#### Records supplied

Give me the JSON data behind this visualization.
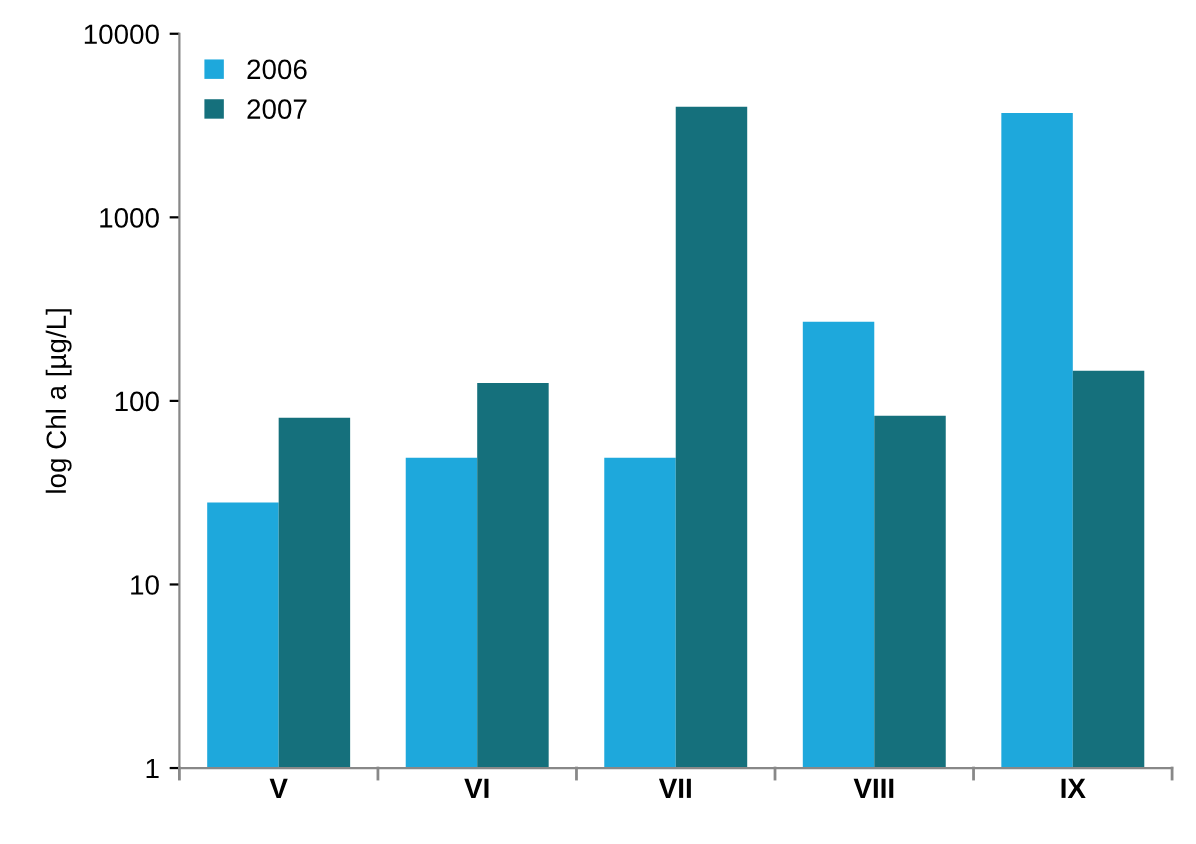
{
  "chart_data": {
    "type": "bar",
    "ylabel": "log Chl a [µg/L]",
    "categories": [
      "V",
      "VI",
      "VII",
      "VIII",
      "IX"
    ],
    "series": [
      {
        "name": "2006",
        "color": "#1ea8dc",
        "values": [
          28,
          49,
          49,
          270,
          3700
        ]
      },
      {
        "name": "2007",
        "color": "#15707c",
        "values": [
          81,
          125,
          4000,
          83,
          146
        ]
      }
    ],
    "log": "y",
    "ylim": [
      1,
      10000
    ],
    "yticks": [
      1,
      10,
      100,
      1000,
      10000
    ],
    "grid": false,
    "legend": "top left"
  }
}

########
#### Records supplied

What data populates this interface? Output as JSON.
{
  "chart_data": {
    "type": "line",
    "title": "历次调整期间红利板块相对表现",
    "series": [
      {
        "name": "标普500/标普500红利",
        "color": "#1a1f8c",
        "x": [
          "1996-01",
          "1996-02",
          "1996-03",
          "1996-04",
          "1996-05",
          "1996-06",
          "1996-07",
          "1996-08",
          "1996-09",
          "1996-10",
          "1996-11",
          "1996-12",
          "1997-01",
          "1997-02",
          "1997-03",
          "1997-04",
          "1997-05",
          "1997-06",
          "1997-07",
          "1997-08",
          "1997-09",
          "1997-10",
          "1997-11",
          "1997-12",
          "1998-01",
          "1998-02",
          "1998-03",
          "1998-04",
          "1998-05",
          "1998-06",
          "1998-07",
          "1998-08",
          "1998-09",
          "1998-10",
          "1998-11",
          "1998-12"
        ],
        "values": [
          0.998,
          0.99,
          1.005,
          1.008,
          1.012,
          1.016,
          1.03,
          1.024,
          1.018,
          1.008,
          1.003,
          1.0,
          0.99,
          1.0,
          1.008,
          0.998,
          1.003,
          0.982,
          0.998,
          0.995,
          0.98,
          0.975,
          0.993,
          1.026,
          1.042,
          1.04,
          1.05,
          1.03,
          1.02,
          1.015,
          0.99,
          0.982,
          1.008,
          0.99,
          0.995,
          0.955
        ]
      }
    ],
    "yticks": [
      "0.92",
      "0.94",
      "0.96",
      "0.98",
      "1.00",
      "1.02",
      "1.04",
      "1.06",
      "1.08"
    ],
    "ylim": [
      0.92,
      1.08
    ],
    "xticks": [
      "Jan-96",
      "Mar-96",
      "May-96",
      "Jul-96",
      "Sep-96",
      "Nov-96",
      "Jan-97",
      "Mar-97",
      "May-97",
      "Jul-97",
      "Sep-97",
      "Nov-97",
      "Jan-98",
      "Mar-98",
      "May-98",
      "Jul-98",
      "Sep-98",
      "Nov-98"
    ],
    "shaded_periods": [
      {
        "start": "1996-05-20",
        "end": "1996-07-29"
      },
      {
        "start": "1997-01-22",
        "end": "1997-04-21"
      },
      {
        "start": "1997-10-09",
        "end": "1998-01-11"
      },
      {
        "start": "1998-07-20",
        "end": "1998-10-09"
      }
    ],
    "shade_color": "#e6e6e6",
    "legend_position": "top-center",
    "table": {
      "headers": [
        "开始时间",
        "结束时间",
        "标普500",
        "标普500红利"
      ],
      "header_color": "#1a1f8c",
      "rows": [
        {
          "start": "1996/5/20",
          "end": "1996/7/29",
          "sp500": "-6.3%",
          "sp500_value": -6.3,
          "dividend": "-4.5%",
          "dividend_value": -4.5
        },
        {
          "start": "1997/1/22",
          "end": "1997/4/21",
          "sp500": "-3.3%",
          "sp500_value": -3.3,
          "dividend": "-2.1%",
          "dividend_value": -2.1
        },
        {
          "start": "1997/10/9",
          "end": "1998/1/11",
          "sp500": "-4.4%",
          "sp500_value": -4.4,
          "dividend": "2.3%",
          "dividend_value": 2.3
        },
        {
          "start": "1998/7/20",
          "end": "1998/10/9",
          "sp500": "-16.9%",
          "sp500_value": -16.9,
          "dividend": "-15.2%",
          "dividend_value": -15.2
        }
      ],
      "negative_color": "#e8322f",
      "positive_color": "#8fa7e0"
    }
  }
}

########

Find and copy each line above that includes the string "name".

        "name": "2006",
        "name": "2007",
        "name": "标普500/标普500红利",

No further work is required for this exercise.